I really want to own a home. I want a place where I get to be the one who says "sure, sleep over." I want to be able to take people in if they need it and I want to have a cozy landing-pad in the world.

I've been saving up. I've been working hard, squirreling away my stipend while running a small business on the side. I paid off my student loans last November and now I have a heap of cash that's just about down-payment-sized. "I'm ready now," I thought to myself.

"Stipends don't count as income," said the mortgage companies. "Technically, you're unemployed, and since your business isn't registered as an LLC it doesn't help. Registering it now won't help either, because it won't establish the kind of history we're looking for."

I switched gears and went to my university's affiliated credit union for a personal loan. "I might not be able to afford a NICE house with a personal loan," I thought, "but if I put it together with my savings, I can get a bad, little house. With enough hard work it might become less bad over time, and perhaps even less little."

Dataset content
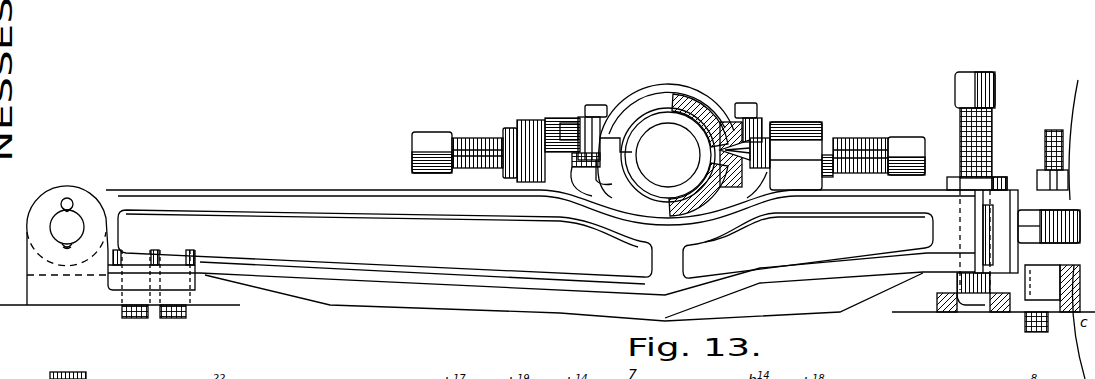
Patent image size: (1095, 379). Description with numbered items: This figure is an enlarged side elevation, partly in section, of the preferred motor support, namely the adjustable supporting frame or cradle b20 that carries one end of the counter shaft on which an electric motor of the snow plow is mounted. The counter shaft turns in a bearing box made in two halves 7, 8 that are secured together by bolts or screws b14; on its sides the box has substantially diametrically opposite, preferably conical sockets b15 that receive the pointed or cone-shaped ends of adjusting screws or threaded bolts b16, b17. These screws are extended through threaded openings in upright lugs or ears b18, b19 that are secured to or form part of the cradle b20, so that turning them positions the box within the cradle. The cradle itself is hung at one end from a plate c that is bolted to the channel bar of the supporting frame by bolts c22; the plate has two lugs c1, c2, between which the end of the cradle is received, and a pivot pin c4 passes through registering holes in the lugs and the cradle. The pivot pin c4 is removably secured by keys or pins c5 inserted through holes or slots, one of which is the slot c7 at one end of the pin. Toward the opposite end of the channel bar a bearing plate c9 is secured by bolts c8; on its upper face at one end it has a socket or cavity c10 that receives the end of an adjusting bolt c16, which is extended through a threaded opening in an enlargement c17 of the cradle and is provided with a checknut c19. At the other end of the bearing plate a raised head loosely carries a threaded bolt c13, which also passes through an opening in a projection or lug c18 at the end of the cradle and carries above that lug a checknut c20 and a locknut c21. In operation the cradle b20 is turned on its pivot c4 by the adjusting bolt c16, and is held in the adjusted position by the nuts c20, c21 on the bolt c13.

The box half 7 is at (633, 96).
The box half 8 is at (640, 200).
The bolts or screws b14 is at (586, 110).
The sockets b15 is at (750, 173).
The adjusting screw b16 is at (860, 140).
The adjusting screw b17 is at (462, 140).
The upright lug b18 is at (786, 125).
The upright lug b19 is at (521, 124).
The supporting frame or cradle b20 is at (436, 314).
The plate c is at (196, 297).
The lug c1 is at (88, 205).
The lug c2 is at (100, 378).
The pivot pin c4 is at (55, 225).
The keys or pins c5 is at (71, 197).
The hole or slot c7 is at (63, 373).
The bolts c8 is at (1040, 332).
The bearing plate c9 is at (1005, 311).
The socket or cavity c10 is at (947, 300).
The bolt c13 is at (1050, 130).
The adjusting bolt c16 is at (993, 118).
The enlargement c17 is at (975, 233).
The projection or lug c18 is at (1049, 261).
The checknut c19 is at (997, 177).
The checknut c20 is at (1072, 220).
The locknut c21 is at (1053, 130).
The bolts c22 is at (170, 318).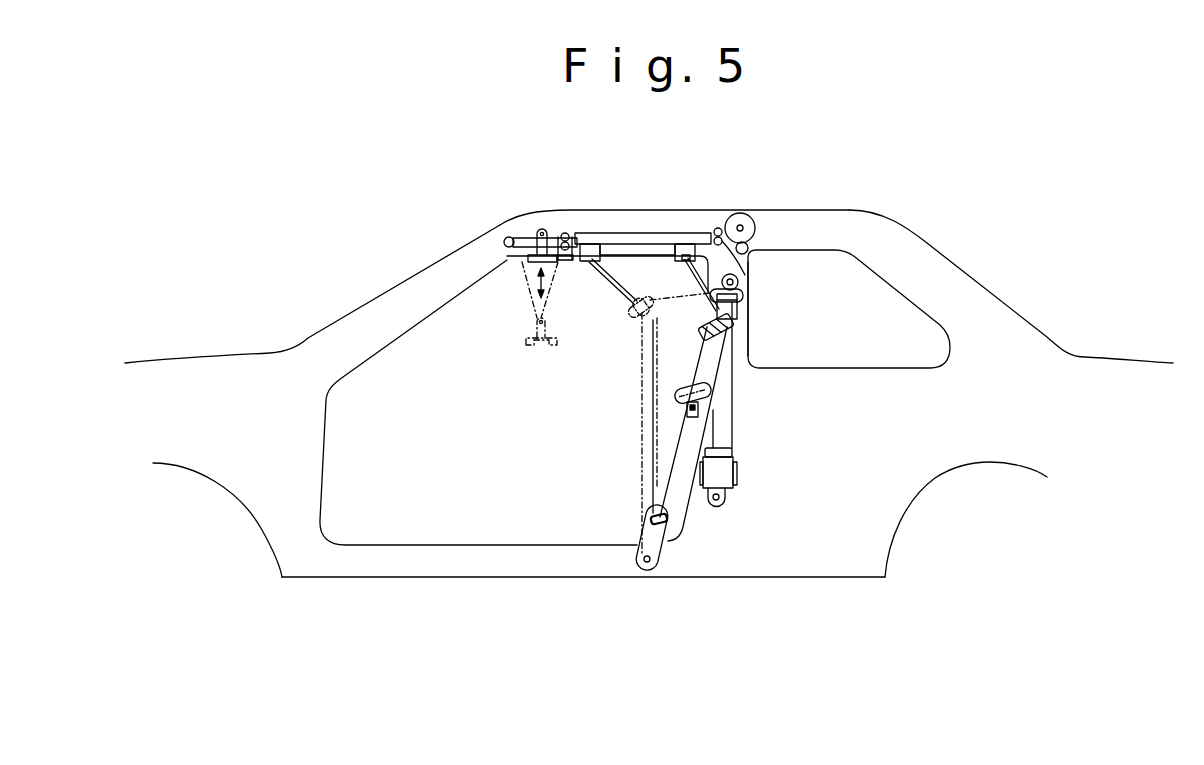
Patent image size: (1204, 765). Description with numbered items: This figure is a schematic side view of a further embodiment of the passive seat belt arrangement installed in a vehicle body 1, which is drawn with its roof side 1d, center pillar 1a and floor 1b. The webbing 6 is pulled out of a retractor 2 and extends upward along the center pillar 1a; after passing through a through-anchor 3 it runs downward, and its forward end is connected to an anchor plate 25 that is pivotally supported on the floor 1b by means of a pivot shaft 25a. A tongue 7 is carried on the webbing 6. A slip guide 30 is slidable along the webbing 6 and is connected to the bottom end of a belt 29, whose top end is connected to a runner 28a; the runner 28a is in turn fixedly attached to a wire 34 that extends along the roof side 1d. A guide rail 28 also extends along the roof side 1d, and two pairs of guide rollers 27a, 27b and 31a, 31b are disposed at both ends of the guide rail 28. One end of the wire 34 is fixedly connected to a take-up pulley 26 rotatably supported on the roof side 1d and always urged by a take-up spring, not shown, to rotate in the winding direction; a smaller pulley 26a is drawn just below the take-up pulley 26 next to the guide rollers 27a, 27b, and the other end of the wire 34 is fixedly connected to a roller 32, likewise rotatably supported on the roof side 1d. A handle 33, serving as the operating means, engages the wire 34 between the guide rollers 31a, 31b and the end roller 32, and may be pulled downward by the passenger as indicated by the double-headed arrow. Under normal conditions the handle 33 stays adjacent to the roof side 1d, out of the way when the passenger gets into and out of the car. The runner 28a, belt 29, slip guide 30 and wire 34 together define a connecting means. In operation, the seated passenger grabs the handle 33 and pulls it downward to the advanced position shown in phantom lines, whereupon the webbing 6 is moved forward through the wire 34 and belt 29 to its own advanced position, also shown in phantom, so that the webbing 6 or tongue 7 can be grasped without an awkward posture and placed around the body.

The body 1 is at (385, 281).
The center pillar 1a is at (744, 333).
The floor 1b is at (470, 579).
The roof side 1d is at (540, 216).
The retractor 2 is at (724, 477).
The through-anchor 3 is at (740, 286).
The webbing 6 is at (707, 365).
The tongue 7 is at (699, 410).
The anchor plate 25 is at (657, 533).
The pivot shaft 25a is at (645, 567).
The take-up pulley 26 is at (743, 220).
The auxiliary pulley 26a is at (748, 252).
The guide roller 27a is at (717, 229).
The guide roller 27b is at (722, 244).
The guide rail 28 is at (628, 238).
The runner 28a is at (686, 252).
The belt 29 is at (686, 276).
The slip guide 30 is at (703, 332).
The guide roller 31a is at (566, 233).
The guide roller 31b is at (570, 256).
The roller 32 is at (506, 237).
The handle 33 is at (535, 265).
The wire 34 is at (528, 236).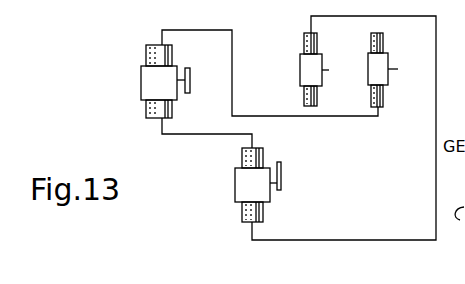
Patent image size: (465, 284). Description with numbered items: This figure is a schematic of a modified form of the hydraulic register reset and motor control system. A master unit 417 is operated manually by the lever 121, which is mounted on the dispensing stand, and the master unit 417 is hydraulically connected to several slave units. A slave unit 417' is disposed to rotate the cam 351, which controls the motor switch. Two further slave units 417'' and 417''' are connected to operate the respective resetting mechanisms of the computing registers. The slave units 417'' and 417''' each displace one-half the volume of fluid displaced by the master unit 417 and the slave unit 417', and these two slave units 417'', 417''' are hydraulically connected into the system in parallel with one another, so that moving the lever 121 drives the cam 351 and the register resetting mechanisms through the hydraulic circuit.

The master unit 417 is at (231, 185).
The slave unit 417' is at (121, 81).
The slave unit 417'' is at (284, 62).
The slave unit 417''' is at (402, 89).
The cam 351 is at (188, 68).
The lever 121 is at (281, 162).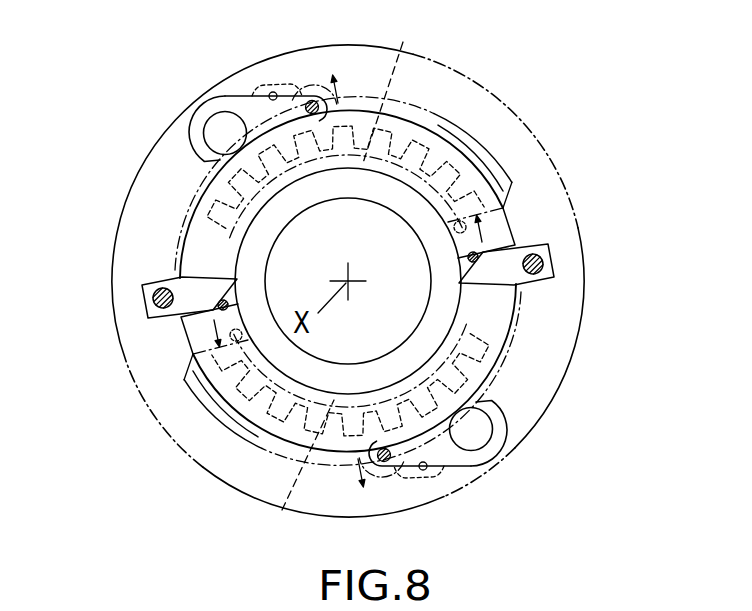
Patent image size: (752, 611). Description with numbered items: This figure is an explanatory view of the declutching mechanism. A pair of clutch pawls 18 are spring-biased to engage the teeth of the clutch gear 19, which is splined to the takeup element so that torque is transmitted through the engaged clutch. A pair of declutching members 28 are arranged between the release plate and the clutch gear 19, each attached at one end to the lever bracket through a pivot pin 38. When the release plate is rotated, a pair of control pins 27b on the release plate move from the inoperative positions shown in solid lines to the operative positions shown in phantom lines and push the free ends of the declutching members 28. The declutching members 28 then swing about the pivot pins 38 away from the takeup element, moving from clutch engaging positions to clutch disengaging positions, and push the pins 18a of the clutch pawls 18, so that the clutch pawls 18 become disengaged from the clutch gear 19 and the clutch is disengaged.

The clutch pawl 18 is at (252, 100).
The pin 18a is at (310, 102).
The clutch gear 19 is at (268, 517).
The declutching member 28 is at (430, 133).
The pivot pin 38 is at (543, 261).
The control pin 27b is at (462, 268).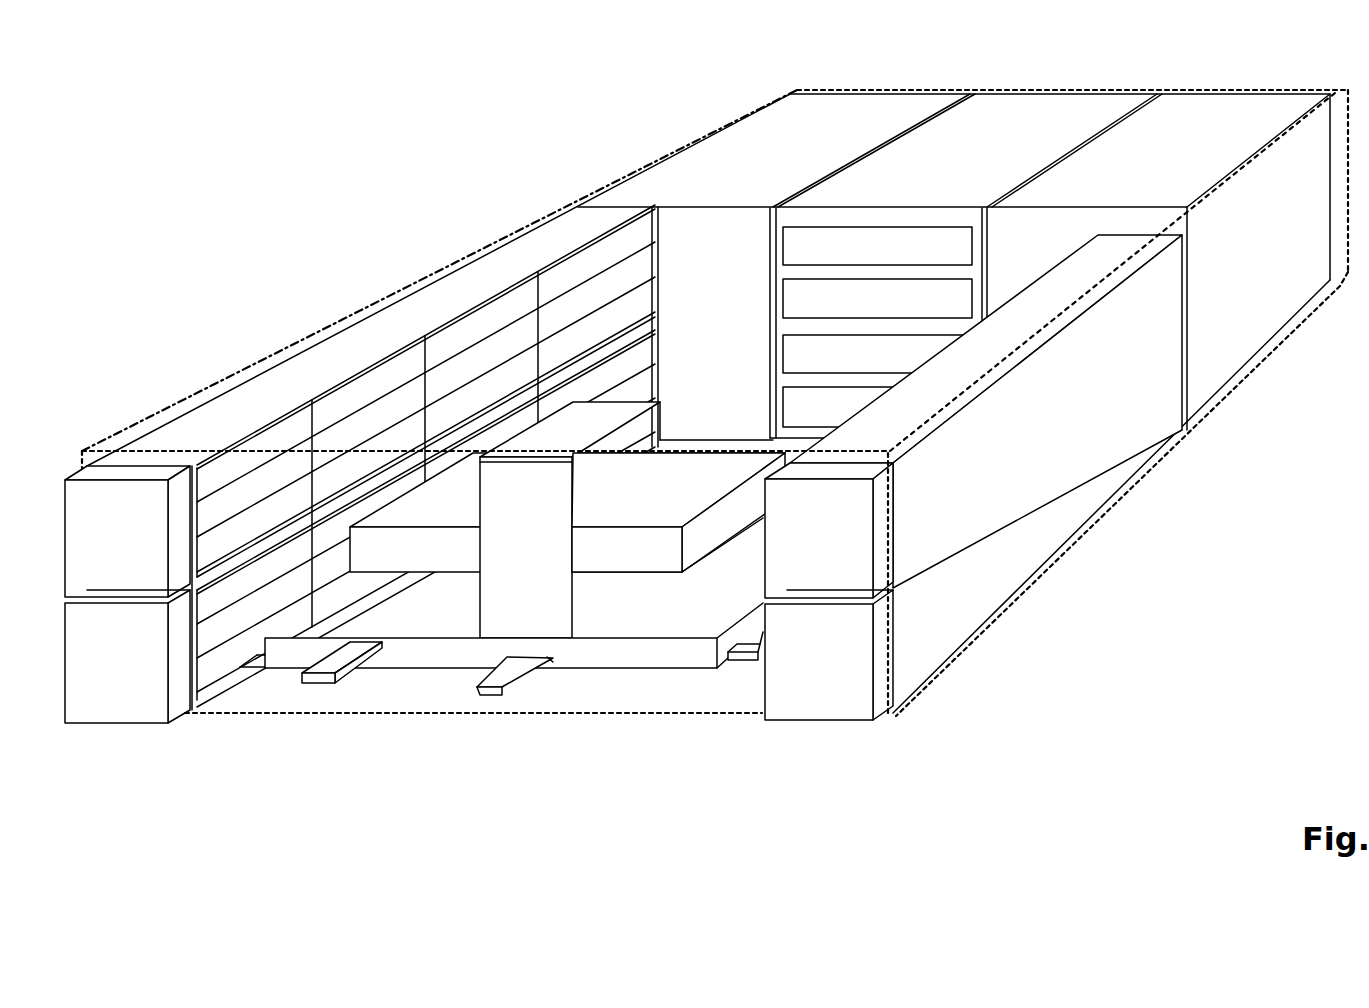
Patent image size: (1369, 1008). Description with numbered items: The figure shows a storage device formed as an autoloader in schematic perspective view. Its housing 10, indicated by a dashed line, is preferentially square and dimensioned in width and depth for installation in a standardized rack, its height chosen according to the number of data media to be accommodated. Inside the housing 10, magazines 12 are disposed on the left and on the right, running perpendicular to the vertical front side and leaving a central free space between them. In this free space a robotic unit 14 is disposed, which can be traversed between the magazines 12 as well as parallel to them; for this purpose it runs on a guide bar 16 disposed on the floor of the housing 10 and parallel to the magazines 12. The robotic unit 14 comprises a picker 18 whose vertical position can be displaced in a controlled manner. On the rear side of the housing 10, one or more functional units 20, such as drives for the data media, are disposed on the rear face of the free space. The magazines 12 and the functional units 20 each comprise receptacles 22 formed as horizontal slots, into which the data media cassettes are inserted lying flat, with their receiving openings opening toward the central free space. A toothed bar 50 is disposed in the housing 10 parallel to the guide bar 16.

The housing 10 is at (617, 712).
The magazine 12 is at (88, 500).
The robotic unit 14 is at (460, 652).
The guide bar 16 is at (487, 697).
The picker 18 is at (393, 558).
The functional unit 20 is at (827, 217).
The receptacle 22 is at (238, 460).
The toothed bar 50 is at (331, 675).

Required work
[1] In the essay about wanting to own a home, rewrite the part starting at "I've been saving" and ending at "thought to myself.", substituting "setting aside" for "squirreling away".
[2] In the home-buying essay, why did the mortgage companies say that registering the business as an LLC now wouldn't help?
[3] Carry on the essay about wanting to own a home from the point where it ends.
The material above comes from a different source than the essay about wanting to own a home.

Written answers
[1]
I've been saving up. I've been working hard, setting aside my stipend while running a small business on the side. I paid off my student loans last November and now I have a heap of cash that's just about down-payment-sized. "I'm ready now," I thought to myself.

[2] Registering it now wouldn't establish the kind of history the mortgage companies were looking for.

[3]
"We don't recognize student loans as credit history," said the credit union. "You're not eligible for a personal loan because you've only had a credit card for like three months, so even though you have excellent credit and no debt and never made a late payment on your student loan, it's not enough." This is a university-affiliated credit union, I say again. This probably hits a lot of their potential members. I'm truly disgusted.

If I see another thinkpiece mocking or castigating millennials for not buying houses etc, I'm going to be seriously angry. I'm thinking about where I could publish a counter-thinkpiece about this now, in fact. I mean, it's not like I could have done this differently. I applied for a credit card right out of college, and I wasn't able to get one because I didn't have enough income and I didn't have any credit history. It's exactly like those "entry-level" jobs that prefer at least three years of experience.

I've done everything I can. I'm doing it as correctly as I can. It's not good enough. I just want a bad little house and I can't even have that. I asked for less money than most people drop on a wedding, and they wouldn't lend it to me, a person who paid off a student loan in less than half the projected time.

Their loss. I'm going to make a cash offer on that house with the cash I've got in my literal pocket, and if it works it works, and if it doesn't I guess I'm looking for a new sublet where I can save up even more cash until it does.

I will get there.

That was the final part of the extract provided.